(Collected data entries)
------------------------------
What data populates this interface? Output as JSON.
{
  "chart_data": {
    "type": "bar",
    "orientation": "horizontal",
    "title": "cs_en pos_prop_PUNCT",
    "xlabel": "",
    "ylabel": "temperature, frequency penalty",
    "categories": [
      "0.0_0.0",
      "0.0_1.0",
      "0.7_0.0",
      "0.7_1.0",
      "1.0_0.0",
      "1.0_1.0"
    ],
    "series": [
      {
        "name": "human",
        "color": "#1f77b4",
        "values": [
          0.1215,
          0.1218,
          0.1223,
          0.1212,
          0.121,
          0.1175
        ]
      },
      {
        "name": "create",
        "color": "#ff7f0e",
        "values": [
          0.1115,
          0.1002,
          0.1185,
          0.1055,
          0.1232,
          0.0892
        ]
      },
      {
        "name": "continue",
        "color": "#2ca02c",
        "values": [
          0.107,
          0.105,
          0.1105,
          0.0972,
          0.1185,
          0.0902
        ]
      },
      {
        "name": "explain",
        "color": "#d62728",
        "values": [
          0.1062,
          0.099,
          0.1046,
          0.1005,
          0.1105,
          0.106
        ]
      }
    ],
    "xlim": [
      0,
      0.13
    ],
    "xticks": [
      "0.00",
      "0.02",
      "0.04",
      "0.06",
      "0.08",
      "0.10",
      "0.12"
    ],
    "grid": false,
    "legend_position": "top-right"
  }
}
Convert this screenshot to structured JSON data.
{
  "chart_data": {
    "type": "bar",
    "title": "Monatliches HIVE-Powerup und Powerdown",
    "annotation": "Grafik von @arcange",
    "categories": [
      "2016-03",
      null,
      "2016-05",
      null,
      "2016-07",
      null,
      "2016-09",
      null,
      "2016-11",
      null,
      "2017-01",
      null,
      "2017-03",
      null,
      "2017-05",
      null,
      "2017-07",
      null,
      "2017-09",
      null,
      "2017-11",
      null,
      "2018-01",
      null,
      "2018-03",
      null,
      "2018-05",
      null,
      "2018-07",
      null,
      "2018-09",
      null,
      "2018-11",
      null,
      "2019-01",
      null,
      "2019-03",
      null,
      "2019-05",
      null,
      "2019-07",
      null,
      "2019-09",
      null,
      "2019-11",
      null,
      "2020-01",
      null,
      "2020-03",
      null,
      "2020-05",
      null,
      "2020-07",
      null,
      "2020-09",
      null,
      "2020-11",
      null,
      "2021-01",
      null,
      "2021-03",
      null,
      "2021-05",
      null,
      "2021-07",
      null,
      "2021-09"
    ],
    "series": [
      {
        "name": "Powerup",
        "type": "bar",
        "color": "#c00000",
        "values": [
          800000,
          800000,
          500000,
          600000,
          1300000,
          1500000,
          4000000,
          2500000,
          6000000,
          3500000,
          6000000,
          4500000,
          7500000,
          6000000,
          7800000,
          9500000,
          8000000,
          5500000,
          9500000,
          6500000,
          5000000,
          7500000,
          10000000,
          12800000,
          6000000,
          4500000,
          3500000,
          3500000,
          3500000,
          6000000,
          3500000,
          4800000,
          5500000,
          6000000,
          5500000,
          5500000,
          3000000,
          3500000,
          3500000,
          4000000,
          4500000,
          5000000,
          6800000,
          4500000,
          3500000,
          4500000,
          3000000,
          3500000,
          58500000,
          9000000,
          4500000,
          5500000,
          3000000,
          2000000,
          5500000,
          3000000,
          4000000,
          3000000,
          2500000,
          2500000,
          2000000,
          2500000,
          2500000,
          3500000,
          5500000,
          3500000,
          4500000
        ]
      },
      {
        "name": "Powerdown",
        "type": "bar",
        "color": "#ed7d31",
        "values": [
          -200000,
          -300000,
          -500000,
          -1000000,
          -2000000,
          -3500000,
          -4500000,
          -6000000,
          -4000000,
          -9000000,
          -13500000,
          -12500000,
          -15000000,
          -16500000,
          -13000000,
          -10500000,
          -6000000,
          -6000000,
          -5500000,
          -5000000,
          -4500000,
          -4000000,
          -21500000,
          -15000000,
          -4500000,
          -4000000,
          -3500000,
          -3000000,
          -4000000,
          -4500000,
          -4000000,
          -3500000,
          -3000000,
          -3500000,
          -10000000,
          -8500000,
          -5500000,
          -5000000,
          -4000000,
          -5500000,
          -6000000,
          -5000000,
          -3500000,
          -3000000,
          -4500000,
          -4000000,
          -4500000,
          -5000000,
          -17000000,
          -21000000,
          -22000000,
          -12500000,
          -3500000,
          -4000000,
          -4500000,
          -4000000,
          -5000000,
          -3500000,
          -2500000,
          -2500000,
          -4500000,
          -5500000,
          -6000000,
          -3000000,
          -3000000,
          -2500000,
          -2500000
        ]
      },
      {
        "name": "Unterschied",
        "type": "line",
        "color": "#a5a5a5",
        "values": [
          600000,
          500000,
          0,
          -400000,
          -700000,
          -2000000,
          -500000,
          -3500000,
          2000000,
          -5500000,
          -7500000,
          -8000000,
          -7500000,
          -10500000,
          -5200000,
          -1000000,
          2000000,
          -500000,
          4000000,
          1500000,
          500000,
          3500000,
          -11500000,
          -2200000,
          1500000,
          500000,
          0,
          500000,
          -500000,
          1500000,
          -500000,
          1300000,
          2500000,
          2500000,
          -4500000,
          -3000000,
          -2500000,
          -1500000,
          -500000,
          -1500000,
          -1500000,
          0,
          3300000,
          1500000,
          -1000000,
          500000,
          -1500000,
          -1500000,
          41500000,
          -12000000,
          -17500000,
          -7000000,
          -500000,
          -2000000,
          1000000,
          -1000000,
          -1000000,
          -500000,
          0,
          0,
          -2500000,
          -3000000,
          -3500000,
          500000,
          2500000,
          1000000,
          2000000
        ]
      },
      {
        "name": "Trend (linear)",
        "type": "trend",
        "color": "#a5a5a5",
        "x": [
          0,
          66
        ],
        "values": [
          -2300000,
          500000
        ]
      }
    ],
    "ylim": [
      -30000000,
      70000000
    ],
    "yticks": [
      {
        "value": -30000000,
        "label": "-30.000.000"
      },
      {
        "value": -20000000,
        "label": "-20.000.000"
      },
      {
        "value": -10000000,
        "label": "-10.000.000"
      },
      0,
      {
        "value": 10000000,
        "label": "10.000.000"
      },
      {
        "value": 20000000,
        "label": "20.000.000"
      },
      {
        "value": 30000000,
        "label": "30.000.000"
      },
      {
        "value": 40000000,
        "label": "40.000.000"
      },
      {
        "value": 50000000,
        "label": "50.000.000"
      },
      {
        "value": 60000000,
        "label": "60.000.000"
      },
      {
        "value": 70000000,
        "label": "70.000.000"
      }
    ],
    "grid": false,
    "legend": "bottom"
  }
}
------------------------------
• Problem: Repeat every entry exactly, please.

• Final result:
What data populates this interface? Output as JSON.
{
  "chart_data": {
    "type": "bar",
    "orientation": "horizontal",
    "title": "cs_en pos_prop_PUNCT",
    "xlabel": "",
    "ylabel": "temperature, frequency penalty",
    "categories": [
      "0.0_0.0",
      "0.0_1.0",
      "0.7_0.0",
      "0.7_1.0",
      "1.0_0.0",
      "1.0_1.0"
    ],
    "series": [
      {
        "name": "human",
        "color": "#1f77b4",
        "values": [
          0.1215,
          0.1218,
          0.1223,
          0.1212,
          0.121,
          0.1175
        ]
      },
      {
        "name": "create",
        "color": "#ff7f0e",
        "values": [
          0.1115,
          0.1002,
          0.1185,
          0.1055,
          0.1232,
          0.0892
        ]
      },
      {
        "name": "continue",
        "color": "#2ca02c",
        "values": [
          0.107,
          0.105,
          0.1105,
          0.0972,
          0.1185,
          0.0902
        ]
      },
      {
        "name": "explain",
        "color": "#d62728",
        "values": [
          0.1062,
          0.099,
          0.1046,
          0.1005,
          0.1105,
          0.106
        ]
      }
    ],
    "xlim": [
      0,
      0.13
    ],
    "xticks": [
      "0.00",
      "0.02",
      "0.04",
      "0.06",
      "0.08",
      "0.10",
      "0.12"
    ],
    "grid": false,
    "legend_position": "top-right"
  }
}
Convert this screenshot to structured JSON data.
{
  "chart_data": {
    "type": "bar",
    "title": "Monatliches HIVE-Powerup und Powerdown",
    "annotation": "Grafik von @arcange",
    "categories": [
      "2016-03",
      null,
      "2016-05",
      null,
      "2016-07",
      null,
      "2016-09",
      null,
      "2016-11",
      null,
      "2017-01",
      null,
      "2017-03",
      null,
      "2017-05",
      null,
      "2017-07",
      null,
      "2017-09",
      null,
      "2017-11",
      null,
      "2018-01",
      null,
      "2018-03",
      null,
      "2018-05",
      null,
      "2018-07",
      null,
      "2018-09",
      null,
      "2018-11",
      null,
      "2019-01",
      null,
      "2019-03",
      null,
      "2019-05",
      null,
      "2019-07",
      null,
      "2019-09",
      null,
      "2019-11",
      null,
      "2020-01",
      null,
      "2020-03",
      null,
      "2020-05",
      null,
      "2020-07",
      null,
      "2020-09",
      null,
      "2020-11",
      null,
      "2021-01",
      null,
      "2021-03",
      null,
      "2021-05",
      null,
      "2021-07",
      null,
      "2021-09"
    ],
    "series": [
      {
        "name": "Powerup",
        "type": "bar",
        "color": "#c00000",
        "values": [
          800000,
          800000,
          500000,
          600000,
          1300000,
          1500000,
          4000000,
          2500000,
          6000000,
          3500000,
          6000000,
          4500000,
          7500000,
          6000000,
          7800000,
          9500000,
          8000000,
          5500000,
          9500000,
          6500000,
          5000000,
          7500000,
          10000000,
          12800000,
          6000000,
          4500000,
          3500000,
          3500000,
          3500000,
          6000000,
          3500000,
          4800000,
          5500000,
          6000000,
          5500000,
          5500000,
          3000000,
          3500000,
          3500000,
          4000000,
          4500000,
          5000000,
          6800000,
          4500000,
          3500000,
          4500000,
          3000000,
          3500000,
          58500000,
          9000000,
          4500000,
          5500000,
          3000000,
          2000000,
          5500000,
          3000000,
          4000000,
          3000000,
          2500000,
          2500000,
          2000000,
          2500000,
          2500000,
          3500000,
          5500000,
          3500000,
          4500000
        ]
      },
      {
        "name": "Powerdown",
        "type": "bar",
        "color": "#ed7d31",
        "values": [
          -200000,
          -300000,
          -500000,
          -1000000,
          -2000000,
          -3500000,
          -4500000,
          -6000000,
          -4000000,
          -9000000,
          -13500000,
          -12500000,
          -15000000,
          -16500000,
          -13000000,
          -10500000,
          -6000000,
          -6000000,
          -5500000,
          -5000000,
          -4500000,
          -4000000,
          -21500000,
          -15000000,
          -4500000,
          -4000000,
          -3500000,
          -3000000,
          -4000000,
          -4500000,
          -4000000,
          -3500000,
          -3000000,
          -3500000,
          -10000000,
          -8500000,
          -5500000,
          -5000000,
          -4000000,
          -5500000,
          -6000000,
          -5000000,
          -3500000,
          -3000000,
          -4500000,
          -4000000,
          -4500000,
          -5000000,
          -17000000,
          -21000000,
          -22000000,
          -12500000,
          -3500000,
          -4000000,
          -4500000,
          -4000000,
          -5000000,
          -3500000,
          -2500000,
          -2500000,
          -4500000,
          -5500000,
          -6000000,
          -3000000,
          -3000000,
          -2500000,
          -2500000
        ]
      },
      {
        "name": "Unterschied",
        "type": "line",
        "color": "#a5a5a5",
        "values": [
          600000,
          500000,
          0,
          -400000,
          -700000,
          -2000000,
          -500000,
          -3500000,
          2000000,
          -5500000,
          -7500000,
          -8000000,
          -7500000,
          -10500000,
          -5200000,
          -1000000,
          2000000,
          -500000,
          4000000,
          1500000,
          500000,
          3500000,
          -11500000,
          -2200000,
          1500000,
          500000,
          0,
          500000,
          -500000,
          1500000,
          -500000,
          1300000,
          2500000,
          2500000,
          -4500000,
          -3000000,
          -2500000,
          -1500000,
          -500000,
          -1500000,
          -1500000,
          0,
          3300000,
          1500000,
          -1000000,
          500000,
          -1500000,
          -1500000,
          41500000,
          -12000000,
          -17500000,
          -7000000,
          -500000,
          -2000000,
          1000000,
          -1000000,
          -1000000,
          -500000,
          0,
          0,
          -2500000,
          -3000000,
          -3500000,
          500000,
          2500000,
          1000000,
          2000000
        ]
      },
      {
        "name": "Trend (linear)",
        "type": "trend",
        "color": "#a5a5a5",
        "x": [
          0,
          66
        ],
        "values": [
          -2300000,
          500000
        ]
      }
    ],
    "ylim": [
      -30000000,
      70000000
    ],
    "yticks": [
      {
        "value": -30000000,
        "label": "-30.000.000"
      },
      {
        "value": -20000000,
        "label": "-20.000.000"
      },
      {
        "value": -10000000,
        "label": "-10.000.000"
      },
      0,
      {
        "value": 10000000,
        "label": "10.000.000"
      },
      {
        "value": 20000000,
        "label": "20.000.000"
      },
      {
        "value": 30000000,
        "label": "30.000.000"
      },
      {
        "value": 40000000,
        "label": "40.000.000"
      },
      {
        "value": 50000000,
        "label": "50.000.000"
      },
      {
        "value": 60000000,
        "label": "60.000.000"
      },
      {
        "value": 70000000,
        "label": "70.000.000"
      }
    ],
    "grid": false,
    "legend": "bottom"
  }
}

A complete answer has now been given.